#### DIRECTIONS FOR THIS TASK:
Extract each line containing the string "Глава".

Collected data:
○ ○ ○ ○

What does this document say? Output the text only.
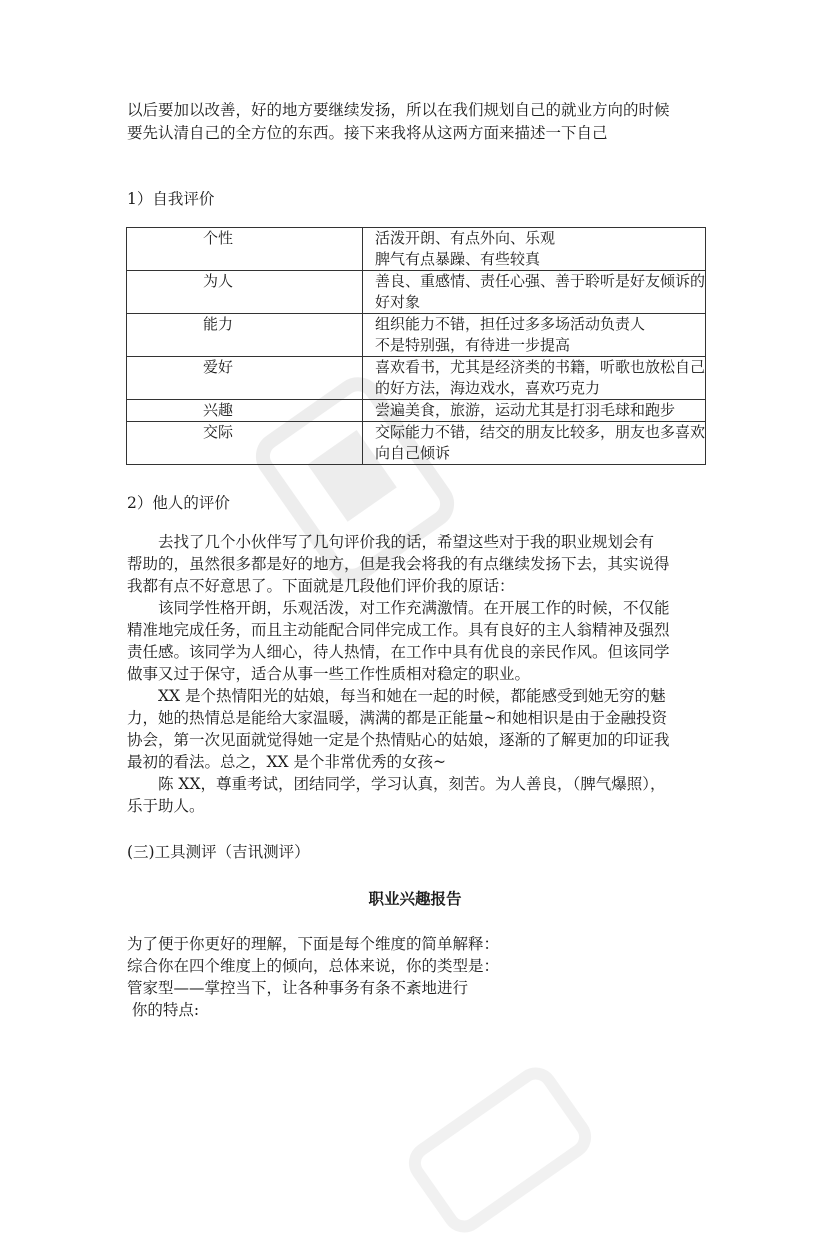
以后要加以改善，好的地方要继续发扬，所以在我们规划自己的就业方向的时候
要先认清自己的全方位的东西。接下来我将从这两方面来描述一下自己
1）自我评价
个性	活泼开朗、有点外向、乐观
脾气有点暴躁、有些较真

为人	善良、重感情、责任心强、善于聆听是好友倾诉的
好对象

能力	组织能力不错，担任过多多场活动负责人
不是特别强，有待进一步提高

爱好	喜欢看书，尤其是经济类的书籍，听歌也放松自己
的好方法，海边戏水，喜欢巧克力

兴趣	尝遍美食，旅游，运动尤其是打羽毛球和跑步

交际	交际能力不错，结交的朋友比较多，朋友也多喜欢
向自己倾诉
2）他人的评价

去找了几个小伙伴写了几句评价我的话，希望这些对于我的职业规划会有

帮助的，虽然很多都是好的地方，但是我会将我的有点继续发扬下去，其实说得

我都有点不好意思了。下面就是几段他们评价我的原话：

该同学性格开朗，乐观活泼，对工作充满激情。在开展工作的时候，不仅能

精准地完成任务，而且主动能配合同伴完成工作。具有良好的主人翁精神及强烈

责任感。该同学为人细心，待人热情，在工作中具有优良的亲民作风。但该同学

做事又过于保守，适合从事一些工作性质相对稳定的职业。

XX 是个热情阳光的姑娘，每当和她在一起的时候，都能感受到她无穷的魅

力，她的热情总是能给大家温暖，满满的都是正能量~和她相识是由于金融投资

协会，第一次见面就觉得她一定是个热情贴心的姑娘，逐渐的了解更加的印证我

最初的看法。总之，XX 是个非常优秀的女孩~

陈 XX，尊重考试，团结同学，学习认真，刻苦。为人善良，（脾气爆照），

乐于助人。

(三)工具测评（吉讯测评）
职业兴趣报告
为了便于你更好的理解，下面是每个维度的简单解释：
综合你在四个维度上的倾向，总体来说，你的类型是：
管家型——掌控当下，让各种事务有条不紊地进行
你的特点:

○ ○ ○ ○

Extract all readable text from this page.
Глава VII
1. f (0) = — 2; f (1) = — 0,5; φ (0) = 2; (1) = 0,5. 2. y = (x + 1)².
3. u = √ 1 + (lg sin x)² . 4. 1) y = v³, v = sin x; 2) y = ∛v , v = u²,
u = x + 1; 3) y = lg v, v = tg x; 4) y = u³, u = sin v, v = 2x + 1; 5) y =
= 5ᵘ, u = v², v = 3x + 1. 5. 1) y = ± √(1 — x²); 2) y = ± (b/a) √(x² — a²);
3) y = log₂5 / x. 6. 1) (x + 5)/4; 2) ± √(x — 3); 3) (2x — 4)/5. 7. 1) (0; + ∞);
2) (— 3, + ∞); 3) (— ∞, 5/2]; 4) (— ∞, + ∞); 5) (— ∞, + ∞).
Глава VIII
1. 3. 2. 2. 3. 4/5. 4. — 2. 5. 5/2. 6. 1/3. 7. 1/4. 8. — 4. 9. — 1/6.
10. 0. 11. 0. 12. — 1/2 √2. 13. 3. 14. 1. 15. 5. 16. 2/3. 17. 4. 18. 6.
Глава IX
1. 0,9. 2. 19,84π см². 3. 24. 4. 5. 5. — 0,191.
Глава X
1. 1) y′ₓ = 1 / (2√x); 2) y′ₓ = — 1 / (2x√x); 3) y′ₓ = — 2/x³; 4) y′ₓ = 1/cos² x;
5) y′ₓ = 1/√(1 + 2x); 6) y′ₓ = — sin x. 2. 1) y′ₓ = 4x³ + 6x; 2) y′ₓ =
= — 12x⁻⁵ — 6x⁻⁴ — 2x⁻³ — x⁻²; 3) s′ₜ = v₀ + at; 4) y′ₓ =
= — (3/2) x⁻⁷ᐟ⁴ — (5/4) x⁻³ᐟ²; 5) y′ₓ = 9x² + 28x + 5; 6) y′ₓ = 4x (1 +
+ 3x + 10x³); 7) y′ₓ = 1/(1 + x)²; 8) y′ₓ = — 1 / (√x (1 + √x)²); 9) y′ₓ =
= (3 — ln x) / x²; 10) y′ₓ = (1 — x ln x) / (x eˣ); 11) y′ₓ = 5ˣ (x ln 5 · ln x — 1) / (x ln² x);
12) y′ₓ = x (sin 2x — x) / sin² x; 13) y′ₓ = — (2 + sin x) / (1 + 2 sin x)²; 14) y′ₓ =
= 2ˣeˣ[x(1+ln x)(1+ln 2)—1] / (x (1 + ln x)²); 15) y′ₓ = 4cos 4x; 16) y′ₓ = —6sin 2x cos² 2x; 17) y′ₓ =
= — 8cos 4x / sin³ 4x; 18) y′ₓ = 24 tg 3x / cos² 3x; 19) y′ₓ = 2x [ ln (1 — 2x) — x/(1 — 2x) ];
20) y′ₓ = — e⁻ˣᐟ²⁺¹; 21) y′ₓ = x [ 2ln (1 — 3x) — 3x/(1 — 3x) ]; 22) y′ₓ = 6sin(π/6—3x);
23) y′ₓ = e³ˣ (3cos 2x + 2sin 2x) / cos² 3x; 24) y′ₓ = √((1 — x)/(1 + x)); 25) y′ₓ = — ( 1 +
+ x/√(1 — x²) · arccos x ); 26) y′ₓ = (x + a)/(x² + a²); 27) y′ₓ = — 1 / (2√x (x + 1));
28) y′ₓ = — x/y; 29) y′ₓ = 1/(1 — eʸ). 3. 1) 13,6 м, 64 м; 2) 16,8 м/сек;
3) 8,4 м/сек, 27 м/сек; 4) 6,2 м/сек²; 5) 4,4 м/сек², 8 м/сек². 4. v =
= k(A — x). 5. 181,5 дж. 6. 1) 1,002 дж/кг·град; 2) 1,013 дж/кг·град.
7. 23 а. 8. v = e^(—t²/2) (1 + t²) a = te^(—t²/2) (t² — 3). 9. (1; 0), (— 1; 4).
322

○ ○ ○ ○

#### RESPONSE FOR THIS EXERCISE:
Глава VII
Глава VIII
Глава IX
Глава X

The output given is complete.